— START —

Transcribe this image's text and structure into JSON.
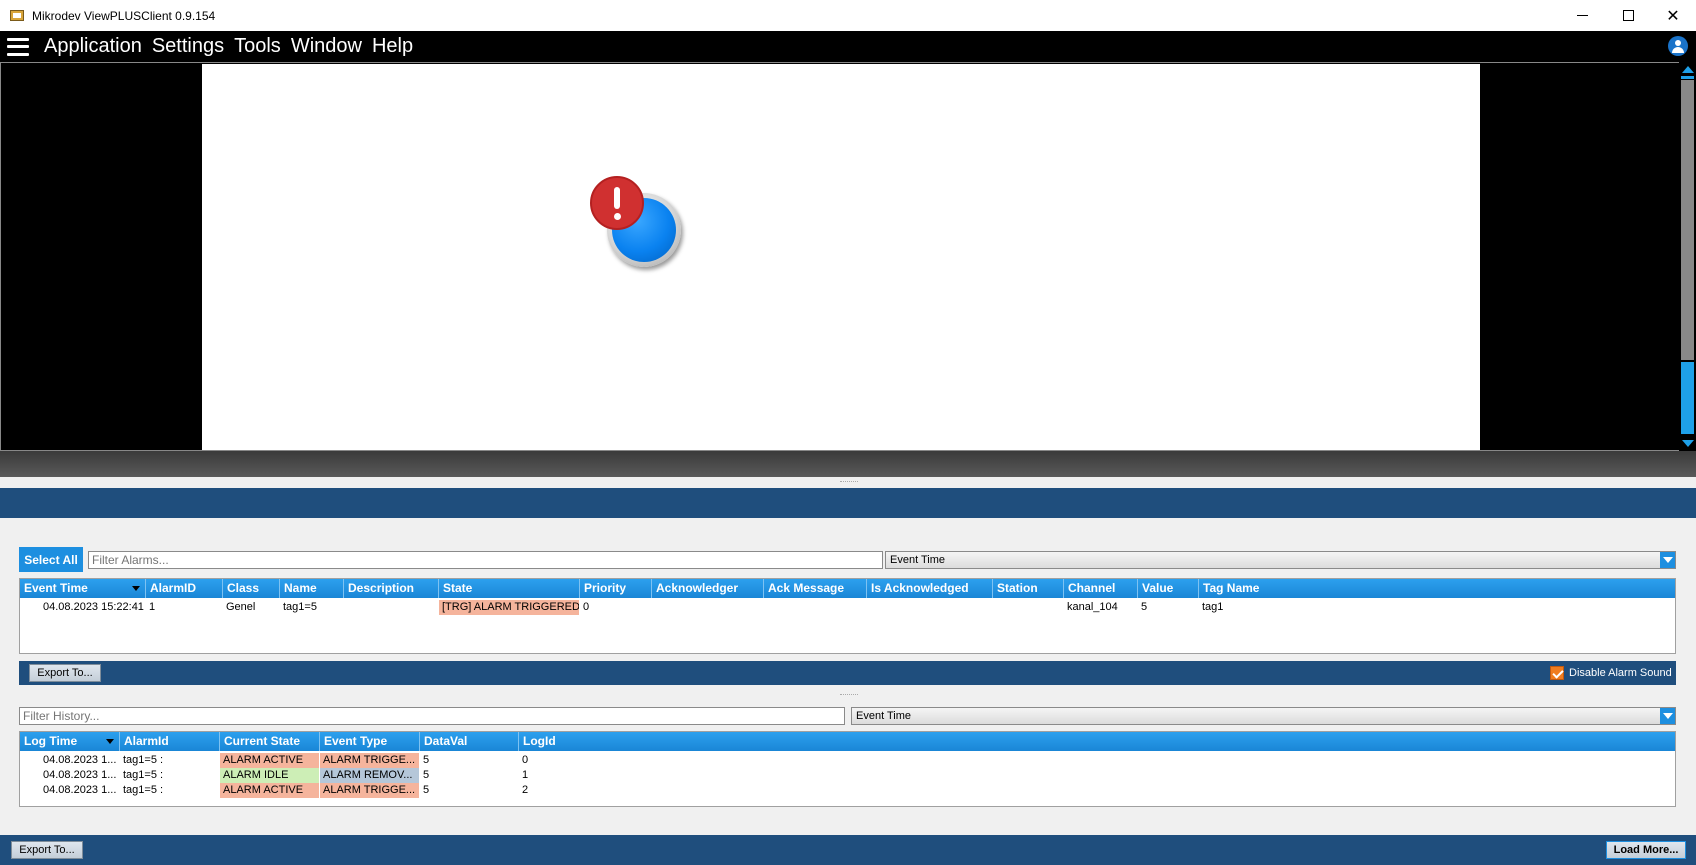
{
  "window": {
    "title": "Mikrodev ViewPLUSClient 0.9.154"
  },
  "menu": {
    "items": [
      "Application",
      "Settings",
      "Tools",
      "Window",
      "Help"
    ]
  },
  "alarms": {
    "select_all_label": "Select All",
    "filter_placeholder": "Filter Alarms...",
    "sort_select_value": "Event Time",
    "columns": [
      "Event Time",
      "AlarmID",
      "Class",
      "Name",
      "Description",
      "State",
      "Priority",
      "Acknowledger",
      "Ack Message",
      "Is Acknowledged",
      "Station",
      "Channel",
      "Value",
      "Tag Name"
    ],
    "rows": [
      {
        "event_time": "04.08.2023 15:22:41",
        "alarm_id": "1",
        "class": "Genel",
        "name": "tag1=5",
        "description": "",
        "state": "[TRG] ALARM TRIGGERED",
        "priority": "0",
        "acknowledger": "",
        "ack_message": "",
        "is_acknowledged": "",
        "station": "",
        "channel": "kanal_104",
        "value": "5",
        "tag_name": "tag1"
      }
    ],
    "export_label": "Export To...",
    "disable_sound_label": "Disable Alarm Sound",
    "disable_sound_checked": true
  },
  "history": {
    "filter_placeholder": "Filter History...",
    "sort_select_value": "Event Time",
    "columns": [
      "Log Time",
      "AlarmId",
      "Current State",
      "Event Type",
      "DataVal",
      "LogId"
    ],
    "rows": [
      {
        "log_time": "04.08.2023 1...",
        "alarm_id": "tag1=5 :",
        "current_state": "ALARM ACTIVE",
        "event_type": "ALARM TRIGGE...",
        "data_val": "5",
        "log_id": "0"
      },
      {
        "log_time": "04.08.2023 1...",
        "alarm_id": "tag1=5 :",
        "current_state": "ALARM IDLE",
        "event_type": "ALARM REMOV...",
        "data_val": "5",
        "log_id": "1"
      },
      {
        "log_time": "04.08.2023 1...",
        "alarm_id": "tag1=5 :",
        "current_state": "ALARM ACTIVE",
        "event_type": "ALARM TRIGGE...",
        "data_val": "5",
        "log_id": "2"
      }
    ],
    "export_label": "Export To...",
    "load_more_label": "Load More..."
  },
  "colors": {
    "accent": "#1d8fe0",
    "panel_header": "#1f4e7d",
    "alarm_badge": "#d03030",
    "button_blue": "#0a82f0"
  },
  "icons": {
    "alarm": "exclamation-badge-icon",
    "user": "user-icon",
    "menu": "hamburger-icon"
  }
}
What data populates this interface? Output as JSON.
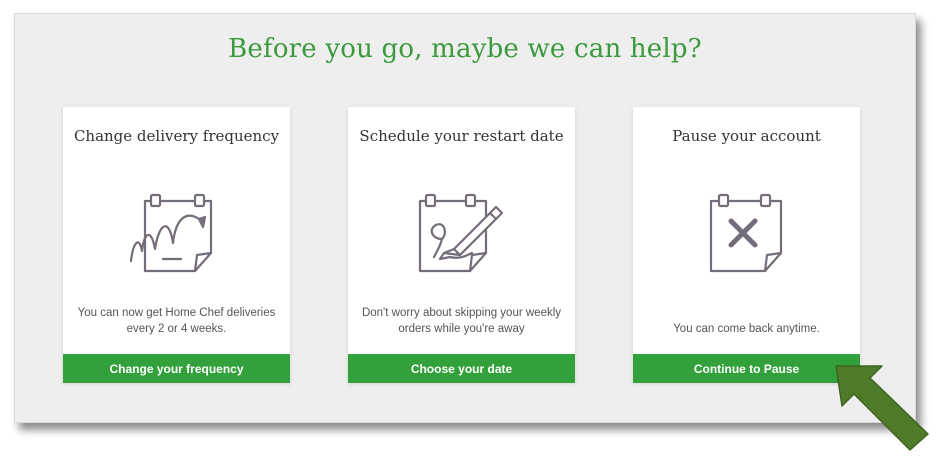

— END —

▶ **What to work on**: Write out the listing above exactly as it stands, pictures excluded.

▶ **Result for this exercise**:
Transcribe this image's text and structure into JSON.
{
  "window": {
    "title": "Mikrodev ViewPLUSClient 0.9.154"
  },
  "menu": {
    "items": [
      "Application",
      "Settings",
      "Tools",
      "Window",
      "Help"
    ]
  },
  "alarms": {
    "select_all_label": "Select All",
    "filter_placeholder": "Filter Alarms...",
    "sort_select_value": "Event Time",
    "columns": [
      "Event Time",
      "AlarmID",
      "Class",
      "Name",
      "Description",
      "State",
      "Priority",
      "Acknowledger",
      "Ack Message",
      "Is Acknowledged",
      "Station",
      "Channel",
      "Value",
      "Tag Name"
    ],
    "rows": [
      {
        "event_time": "04.08.2023 15:22:41",
        "alarm_id": "1",
        "class": "Genel",
        "name": "tag1=5",
        "description": "",
        "state": "[TRG] ALARM TRIGGERED",
        "priority": "0",
        "acknowledger": "",
        "ack_message": "",
        "is_acknowledged": "",
        "station": "",
        "channel": "kanal_104",
        "value": "5",
        "tag_name": "tag1"
      }
    ],
    "export_label": "Export To...",
    "disable_sound_label": "Disable Alarm Sound",
    "disable_sound_checked": true
  },
  "history": {
    "filter_placeholder": "Filter History...",
    "sort_select_value": "Event Time",
    "columns": [
      "Log Time",
      "AlarmId",
      "Current State",
      "Event Type",
      "DataVal",
      "LogId"
    ],
    "rows": [
      {
        "log_time": "04.08.2023 1...",
        "alarm_id": "tag1=5 :",
        "current_state": "ALARM ACTIVE",
        "event_type": "ALARM TRIGGE...",
        "data_val": "5",
        "log_id": "0"
      },
      {
        "log_time": "04.08.2023 1...",
        "alarm_id": "tag1=5 :",
        "current_state": "ALARM IDLE",
        "event_type": "ALARM REMOV...",
        "data_val": "5",
        "log_id": "1"
      },
      {
        "log_time": "04.08.2023 1...",
        "alarm_id": "tag1=5 :",
        "current_state": "ALARM ACTIVE",
        "event_type": "ALARM TRIGGE...",
        "data_val": "5",
        "log_id": "2"
      }
    ],
    "export_label": "Export To...",
    "load_more_label": "Load More..."
  },
  "colors": {
    "accent": "#1d8fe0",
    "panel_header": "#1f4e7d",
    "alarm_badge": "#d03030",
    "button_blue": "#0a82f0"
  },
  "icons": {
    "alarm": "exclamation-badge-icon",
    "user": "user-icon",
    "menu": "hamburger-icon"
  }
}
What data populates this interface? Output as JSON.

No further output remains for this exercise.